%%

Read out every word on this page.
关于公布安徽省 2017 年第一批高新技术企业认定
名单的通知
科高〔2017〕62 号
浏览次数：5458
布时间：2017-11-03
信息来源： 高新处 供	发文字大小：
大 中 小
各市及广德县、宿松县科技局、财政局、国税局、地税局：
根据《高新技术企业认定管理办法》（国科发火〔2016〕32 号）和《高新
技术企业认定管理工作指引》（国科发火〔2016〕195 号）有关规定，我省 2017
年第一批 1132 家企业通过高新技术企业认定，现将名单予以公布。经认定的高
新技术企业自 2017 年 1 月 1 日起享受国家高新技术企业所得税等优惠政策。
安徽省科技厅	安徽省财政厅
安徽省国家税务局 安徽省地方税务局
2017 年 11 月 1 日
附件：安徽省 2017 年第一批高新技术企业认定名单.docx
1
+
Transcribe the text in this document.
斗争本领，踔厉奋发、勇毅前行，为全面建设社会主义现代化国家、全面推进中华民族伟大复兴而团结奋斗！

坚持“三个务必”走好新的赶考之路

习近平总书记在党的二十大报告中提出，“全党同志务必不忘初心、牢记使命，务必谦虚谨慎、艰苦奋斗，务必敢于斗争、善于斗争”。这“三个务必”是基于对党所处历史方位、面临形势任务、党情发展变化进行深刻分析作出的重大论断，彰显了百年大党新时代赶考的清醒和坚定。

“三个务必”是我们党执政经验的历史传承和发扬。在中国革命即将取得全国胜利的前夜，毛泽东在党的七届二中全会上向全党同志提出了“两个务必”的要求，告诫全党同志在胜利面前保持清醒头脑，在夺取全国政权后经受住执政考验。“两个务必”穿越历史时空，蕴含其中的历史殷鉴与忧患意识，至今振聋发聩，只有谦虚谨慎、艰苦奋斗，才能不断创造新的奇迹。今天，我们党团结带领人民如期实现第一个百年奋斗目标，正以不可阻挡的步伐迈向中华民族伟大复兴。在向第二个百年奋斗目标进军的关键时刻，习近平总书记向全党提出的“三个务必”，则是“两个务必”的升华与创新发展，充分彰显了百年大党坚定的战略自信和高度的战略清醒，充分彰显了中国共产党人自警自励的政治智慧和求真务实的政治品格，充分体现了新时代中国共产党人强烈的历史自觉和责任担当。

%%

### WHAT YOU SHOULD DO
Extract, verbatim, the lines from the one containing "Transcribe the text in this document." through the last line of the listing above.

### ANSWER TO THE TASK
Transcribe the text in this document.
斗争本领，踔厉奋发、勇毅前行，为全面建设社会主义现代化国家、全面推进中华民族伟大复兴而团结奋斗！

坚持“三个务必”走好新的赶考之路

习近平总书记在党的二十大报告中提出，“全党同志务必不忘初心、牢记使命，务必谦虚谨慎、艰苦奋斗，务必敢于斗争、善于斗争”。这“三个务必”是基于对党所处历史方位、面临形势任务、党情发展变化进行深刻分析作出的重大论断，彰显了百年大党新时代赶考的清醒和坚定。

“三个务必”是我们党执政经验的历史传承和发扬。在中国革命即将取得全国胜利的前夜，毛泽东在党的七届二中全会上向全党同志提出了“两个务必”的要求，告诫全党同志在胜利面前保持清醒头脑，在夺取全国政权后经受住执政考验。“两个务必”穿越历史时空，蕴含其中的历史殷鉴与忧患意识，至今振聋发聩，只有谦虚谨慎、艰苦奋斗，才能不断创造新的奇迹。今天，我们党团结带领人民如期实现第一个百年奋斗目标，正以不可阻挡的步伐迈向中华民族伟大复兴。在向第二个百年奋斗目标进军的关键时刻，习近平总书记向全党提出的“三个务必”，则是“两个务必”的升华与创新发展，充分彰显了百年大党坚定的战略自信和高度的战略清醒，充分彰显了中国共产党人自警自励的政治智慧和求真务实的政治品格，充分体现了新时代中国共产党人强烈的历史自觉和责任担当。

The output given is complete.